[Stored items from a collection]
▬▬▬▬▬▬▬▬▬▬

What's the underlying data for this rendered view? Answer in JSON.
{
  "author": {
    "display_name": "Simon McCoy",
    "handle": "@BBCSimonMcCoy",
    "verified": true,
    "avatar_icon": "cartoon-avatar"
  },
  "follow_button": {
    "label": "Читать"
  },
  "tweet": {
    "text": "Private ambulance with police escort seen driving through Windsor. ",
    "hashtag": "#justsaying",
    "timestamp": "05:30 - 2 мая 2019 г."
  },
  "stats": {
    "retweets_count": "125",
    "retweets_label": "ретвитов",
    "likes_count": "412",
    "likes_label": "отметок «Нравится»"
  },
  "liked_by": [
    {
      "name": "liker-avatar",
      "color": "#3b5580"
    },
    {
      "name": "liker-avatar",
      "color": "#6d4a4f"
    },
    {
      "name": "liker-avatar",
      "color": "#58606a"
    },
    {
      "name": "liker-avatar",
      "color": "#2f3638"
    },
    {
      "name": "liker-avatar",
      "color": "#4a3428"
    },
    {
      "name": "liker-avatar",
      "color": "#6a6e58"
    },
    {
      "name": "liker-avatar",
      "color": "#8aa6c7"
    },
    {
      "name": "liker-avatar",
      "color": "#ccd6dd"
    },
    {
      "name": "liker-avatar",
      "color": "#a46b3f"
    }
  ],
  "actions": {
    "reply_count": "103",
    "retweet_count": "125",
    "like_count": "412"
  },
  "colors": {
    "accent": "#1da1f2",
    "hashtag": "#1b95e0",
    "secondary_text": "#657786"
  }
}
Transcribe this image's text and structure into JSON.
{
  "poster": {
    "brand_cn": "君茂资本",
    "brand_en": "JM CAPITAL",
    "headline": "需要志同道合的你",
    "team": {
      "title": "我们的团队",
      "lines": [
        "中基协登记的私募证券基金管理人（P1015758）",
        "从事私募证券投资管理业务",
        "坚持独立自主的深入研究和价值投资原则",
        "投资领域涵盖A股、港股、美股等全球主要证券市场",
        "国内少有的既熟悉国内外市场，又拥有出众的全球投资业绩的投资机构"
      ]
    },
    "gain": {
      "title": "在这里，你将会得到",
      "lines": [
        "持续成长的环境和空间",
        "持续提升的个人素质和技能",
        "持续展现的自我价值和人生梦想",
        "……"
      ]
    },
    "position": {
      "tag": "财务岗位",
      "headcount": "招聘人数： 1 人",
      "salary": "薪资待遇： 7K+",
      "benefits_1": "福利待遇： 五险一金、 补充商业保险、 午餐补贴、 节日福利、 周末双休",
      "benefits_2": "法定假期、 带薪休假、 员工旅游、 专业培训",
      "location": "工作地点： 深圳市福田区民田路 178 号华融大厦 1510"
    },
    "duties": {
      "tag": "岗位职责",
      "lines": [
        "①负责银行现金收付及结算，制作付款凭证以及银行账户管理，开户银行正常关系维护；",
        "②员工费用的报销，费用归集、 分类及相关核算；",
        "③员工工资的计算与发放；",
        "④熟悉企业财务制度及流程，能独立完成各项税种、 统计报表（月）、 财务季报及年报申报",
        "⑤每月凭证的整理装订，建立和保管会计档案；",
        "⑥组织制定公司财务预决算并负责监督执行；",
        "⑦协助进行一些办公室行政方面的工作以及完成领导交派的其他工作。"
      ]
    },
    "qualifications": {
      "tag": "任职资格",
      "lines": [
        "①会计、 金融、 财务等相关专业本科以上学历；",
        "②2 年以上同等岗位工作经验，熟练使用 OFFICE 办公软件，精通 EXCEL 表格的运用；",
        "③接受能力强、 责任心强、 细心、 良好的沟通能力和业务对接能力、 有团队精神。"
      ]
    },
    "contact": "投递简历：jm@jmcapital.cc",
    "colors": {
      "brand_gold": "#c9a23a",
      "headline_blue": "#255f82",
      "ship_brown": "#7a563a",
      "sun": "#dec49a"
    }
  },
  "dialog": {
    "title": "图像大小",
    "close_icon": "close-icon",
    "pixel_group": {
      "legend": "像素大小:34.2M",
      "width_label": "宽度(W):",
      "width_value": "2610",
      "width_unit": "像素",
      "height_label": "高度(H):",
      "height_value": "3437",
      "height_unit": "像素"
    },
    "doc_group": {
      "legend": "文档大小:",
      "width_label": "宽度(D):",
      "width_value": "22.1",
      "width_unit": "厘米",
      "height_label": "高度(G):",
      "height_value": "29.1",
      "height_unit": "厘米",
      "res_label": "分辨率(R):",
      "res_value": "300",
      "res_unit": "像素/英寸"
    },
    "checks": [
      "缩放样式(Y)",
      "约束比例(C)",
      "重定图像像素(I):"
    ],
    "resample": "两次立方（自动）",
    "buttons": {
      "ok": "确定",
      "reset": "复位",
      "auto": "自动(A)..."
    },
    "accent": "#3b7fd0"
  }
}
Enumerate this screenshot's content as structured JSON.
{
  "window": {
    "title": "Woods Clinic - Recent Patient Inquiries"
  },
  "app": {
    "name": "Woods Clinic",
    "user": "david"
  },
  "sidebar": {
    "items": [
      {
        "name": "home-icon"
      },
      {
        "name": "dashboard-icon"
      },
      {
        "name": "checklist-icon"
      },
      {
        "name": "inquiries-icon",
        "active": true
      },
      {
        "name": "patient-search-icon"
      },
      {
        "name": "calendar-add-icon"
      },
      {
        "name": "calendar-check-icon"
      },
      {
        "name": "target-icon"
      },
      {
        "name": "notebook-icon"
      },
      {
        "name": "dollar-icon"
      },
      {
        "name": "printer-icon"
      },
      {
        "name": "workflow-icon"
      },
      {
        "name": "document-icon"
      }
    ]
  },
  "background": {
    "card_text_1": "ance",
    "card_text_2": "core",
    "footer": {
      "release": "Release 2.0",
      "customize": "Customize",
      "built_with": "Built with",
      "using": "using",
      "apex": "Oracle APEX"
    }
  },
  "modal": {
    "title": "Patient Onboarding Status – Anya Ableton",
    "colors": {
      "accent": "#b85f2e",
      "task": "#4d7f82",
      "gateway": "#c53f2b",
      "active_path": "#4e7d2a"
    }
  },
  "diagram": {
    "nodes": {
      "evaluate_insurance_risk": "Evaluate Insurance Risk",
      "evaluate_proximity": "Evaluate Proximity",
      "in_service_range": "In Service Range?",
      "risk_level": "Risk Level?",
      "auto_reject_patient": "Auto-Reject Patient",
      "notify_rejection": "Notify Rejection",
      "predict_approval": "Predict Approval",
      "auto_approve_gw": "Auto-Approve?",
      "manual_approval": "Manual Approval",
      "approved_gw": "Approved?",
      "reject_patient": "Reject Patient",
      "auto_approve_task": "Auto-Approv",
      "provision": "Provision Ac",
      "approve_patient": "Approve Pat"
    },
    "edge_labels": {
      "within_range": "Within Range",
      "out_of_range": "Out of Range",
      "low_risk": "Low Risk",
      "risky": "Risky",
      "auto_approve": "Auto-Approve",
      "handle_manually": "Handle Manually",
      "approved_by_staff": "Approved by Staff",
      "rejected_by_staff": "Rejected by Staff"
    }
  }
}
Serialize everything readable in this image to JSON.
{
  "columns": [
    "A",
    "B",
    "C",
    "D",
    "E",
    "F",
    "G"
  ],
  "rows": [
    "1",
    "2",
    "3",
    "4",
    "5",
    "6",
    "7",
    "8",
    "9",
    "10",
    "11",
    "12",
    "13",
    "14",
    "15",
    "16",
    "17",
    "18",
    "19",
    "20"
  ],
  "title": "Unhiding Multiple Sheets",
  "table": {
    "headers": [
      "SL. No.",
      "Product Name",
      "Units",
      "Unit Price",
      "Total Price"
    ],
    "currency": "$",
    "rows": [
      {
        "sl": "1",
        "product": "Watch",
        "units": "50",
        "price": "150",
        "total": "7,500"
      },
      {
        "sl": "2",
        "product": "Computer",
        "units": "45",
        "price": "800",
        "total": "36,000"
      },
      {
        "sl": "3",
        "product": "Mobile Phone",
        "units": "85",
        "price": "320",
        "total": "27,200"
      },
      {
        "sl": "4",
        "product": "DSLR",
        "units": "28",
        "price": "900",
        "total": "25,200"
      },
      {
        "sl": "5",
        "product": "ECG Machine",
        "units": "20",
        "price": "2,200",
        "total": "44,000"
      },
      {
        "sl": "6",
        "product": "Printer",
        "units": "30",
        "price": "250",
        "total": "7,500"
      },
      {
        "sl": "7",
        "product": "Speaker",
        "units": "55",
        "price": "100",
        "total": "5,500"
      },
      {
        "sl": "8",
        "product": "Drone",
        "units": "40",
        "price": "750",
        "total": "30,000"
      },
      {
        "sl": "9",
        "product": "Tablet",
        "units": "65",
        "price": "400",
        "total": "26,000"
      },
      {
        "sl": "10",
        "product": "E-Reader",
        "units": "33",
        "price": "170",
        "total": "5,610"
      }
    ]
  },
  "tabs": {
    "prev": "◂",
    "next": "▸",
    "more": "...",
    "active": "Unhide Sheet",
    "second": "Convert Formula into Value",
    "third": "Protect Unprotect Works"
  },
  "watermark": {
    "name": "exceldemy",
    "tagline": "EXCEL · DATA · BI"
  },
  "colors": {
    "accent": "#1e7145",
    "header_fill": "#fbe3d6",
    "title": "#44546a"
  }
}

▬▬▬▬▬▬▬▬▬▬

What is asked: Lines containing the word "Approval" are to be counted in the listing; state their number alone.

Exercise answer: 2